▶ **Goal**
Narrow the data below down to the lines containing "screenshot".
-*-*-
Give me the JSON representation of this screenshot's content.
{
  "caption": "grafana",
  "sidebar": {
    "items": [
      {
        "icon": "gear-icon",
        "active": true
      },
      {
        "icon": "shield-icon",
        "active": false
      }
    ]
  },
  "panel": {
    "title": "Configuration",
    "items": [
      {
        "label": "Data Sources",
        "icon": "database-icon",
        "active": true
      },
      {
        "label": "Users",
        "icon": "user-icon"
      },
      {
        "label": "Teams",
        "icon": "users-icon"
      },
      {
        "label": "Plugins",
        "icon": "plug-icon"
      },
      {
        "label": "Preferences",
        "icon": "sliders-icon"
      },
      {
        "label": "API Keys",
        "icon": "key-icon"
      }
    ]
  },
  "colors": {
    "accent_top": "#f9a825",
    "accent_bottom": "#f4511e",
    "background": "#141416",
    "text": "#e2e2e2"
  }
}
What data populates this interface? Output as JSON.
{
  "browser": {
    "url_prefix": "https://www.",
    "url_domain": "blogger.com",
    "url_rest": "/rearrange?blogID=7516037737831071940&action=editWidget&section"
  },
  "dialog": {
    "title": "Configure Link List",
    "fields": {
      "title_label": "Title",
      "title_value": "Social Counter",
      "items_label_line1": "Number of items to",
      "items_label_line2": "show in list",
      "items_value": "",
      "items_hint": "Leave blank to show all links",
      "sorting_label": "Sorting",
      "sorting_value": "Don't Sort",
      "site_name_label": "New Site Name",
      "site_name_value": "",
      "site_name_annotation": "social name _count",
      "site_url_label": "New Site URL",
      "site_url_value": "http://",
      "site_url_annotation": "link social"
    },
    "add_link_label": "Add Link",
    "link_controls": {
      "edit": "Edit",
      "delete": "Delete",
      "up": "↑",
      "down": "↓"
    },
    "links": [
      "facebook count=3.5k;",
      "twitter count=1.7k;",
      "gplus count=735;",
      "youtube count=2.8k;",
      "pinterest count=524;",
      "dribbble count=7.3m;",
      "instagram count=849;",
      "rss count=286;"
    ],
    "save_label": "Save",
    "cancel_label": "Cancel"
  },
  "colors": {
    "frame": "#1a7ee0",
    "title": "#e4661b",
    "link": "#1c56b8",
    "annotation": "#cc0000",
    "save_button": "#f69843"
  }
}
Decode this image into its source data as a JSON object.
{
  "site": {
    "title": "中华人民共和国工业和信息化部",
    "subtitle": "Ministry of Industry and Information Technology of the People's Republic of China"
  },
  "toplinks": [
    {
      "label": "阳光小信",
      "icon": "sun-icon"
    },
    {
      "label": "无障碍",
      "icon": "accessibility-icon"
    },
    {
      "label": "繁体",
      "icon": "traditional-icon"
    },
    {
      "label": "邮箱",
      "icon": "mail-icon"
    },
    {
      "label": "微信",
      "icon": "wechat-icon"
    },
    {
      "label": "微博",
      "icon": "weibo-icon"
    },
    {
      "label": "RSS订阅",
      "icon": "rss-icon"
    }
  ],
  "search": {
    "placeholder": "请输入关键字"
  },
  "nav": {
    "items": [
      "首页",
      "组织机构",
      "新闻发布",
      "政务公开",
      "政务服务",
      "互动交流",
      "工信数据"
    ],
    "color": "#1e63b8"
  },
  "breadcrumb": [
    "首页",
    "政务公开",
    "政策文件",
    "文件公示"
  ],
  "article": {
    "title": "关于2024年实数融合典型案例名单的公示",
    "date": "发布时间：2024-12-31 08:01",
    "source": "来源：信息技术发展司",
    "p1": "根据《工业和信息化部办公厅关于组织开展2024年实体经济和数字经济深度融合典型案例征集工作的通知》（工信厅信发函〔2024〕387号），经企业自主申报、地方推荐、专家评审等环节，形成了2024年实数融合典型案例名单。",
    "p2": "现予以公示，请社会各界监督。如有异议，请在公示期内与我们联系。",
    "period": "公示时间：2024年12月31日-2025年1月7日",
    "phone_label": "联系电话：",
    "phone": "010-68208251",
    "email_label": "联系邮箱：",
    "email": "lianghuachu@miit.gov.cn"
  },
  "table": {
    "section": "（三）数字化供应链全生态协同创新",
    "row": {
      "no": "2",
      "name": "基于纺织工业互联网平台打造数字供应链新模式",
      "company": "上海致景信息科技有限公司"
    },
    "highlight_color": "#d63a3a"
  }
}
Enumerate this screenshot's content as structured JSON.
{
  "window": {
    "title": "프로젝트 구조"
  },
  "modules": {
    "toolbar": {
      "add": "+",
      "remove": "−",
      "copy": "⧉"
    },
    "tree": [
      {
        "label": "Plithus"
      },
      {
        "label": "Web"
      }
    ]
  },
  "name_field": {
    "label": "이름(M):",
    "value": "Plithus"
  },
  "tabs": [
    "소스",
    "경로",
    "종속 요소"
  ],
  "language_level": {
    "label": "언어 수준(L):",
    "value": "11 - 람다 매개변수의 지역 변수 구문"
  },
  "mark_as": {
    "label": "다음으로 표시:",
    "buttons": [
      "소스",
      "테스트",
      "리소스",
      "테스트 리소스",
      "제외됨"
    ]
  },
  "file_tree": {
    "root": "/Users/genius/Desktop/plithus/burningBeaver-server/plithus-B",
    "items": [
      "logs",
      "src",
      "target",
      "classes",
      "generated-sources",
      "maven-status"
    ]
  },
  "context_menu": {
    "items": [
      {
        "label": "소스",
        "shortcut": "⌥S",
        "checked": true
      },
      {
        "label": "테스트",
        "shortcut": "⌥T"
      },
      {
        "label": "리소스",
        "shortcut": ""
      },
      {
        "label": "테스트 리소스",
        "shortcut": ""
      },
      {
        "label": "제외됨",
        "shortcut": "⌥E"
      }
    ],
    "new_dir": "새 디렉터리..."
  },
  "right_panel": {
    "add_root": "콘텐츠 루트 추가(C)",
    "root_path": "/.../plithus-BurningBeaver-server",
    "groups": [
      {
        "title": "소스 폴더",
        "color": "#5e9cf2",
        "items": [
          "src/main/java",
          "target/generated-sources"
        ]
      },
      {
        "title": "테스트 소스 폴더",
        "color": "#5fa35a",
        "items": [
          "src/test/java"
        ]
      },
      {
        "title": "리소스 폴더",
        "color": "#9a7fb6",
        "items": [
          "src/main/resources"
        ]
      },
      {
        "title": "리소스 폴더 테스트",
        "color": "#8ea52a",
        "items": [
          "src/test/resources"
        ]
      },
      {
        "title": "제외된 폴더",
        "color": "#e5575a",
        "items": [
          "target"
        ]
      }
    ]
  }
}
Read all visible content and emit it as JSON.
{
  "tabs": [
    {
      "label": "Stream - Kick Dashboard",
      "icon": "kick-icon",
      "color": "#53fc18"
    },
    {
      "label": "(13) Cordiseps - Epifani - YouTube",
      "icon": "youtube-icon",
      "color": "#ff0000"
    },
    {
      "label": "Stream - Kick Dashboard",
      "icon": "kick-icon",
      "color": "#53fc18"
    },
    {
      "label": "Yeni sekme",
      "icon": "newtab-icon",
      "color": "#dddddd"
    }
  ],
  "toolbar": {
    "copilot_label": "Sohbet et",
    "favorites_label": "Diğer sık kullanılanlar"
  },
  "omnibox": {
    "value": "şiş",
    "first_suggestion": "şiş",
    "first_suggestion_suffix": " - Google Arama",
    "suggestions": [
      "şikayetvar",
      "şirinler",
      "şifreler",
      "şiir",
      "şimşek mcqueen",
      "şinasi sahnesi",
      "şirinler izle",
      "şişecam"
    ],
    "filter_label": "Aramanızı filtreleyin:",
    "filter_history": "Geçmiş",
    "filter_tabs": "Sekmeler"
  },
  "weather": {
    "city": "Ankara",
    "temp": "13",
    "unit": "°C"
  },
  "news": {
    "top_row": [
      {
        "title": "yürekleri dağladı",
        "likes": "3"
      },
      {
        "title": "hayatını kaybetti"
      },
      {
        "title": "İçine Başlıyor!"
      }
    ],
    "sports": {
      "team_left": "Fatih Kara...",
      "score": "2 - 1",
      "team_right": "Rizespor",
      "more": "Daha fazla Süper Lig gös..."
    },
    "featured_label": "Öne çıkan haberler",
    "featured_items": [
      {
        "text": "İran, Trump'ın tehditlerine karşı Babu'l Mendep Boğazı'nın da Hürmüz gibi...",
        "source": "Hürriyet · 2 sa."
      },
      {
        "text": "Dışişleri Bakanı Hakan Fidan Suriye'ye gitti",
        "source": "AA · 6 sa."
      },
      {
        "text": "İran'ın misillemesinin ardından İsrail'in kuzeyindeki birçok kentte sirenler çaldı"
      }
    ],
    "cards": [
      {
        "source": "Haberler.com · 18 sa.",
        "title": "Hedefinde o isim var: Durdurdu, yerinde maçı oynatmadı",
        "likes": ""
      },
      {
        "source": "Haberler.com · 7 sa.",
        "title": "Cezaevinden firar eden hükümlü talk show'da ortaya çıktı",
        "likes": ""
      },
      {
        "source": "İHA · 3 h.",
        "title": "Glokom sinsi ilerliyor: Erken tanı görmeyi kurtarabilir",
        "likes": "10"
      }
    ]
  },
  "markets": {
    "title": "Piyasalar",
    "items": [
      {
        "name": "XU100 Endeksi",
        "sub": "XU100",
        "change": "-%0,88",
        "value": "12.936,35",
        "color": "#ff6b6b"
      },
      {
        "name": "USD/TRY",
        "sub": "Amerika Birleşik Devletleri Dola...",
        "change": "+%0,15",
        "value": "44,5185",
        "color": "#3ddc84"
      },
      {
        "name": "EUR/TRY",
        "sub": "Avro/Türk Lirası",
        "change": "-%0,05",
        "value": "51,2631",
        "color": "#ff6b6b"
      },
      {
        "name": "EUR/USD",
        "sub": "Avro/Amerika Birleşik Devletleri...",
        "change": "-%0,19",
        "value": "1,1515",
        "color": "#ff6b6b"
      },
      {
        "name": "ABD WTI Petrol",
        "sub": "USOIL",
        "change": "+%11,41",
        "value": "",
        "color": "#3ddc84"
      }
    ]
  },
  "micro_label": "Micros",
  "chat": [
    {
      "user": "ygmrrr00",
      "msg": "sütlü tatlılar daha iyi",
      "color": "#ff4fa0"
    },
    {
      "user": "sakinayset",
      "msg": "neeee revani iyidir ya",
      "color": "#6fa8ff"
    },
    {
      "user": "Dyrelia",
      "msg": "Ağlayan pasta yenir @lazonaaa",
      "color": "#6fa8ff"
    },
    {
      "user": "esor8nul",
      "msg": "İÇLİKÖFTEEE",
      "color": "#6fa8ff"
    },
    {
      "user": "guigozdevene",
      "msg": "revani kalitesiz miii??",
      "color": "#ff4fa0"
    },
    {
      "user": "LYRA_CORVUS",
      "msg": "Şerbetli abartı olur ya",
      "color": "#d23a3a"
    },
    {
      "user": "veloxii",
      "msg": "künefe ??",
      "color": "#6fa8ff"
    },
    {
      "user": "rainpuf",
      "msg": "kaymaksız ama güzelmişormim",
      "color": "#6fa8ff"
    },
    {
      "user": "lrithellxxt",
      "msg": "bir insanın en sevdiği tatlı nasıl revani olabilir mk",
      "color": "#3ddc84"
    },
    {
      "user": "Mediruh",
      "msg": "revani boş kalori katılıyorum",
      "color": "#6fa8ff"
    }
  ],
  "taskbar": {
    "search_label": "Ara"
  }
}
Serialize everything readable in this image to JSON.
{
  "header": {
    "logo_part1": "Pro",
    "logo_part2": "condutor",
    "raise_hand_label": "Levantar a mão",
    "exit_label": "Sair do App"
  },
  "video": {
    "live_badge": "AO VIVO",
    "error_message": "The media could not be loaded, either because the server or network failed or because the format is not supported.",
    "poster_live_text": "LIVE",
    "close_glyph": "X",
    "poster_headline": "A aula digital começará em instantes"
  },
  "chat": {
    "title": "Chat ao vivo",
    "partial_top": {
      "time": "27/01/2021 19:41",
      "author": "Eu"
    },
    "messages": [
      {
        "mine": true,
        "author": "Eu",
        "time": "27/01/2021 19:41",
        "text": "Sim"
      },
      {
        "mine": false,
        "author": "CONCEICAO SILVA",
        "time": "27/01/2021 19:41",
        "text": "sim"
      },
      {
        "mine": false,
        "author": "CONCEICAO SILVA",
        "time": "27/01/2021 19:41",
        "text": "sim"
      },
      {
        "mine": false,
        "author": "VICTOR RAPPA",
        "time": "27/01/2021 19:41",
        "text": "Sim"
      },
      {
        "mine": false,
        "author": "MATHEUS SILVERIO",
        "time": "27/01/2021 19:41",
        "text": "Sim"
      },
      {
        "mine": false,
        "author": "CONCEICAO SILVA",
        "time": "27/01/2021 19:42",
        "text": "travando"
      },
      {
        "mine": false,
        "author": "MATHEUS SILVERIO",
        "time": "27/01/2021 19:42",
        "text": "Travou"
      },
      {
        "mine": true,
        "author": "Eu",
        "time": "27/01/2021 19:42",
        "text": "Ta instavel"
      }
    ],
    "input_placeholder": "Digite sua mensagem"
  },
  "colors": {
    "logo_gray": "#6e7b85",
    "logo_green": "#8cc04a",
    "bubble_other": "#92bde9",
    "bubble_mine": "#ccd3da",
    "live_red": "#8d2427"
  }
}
-*-*-
▶ **Exercise solution**
Give me the JSON representation of this screenshot's content.
Enumerate this screenshot's content as structured JSON.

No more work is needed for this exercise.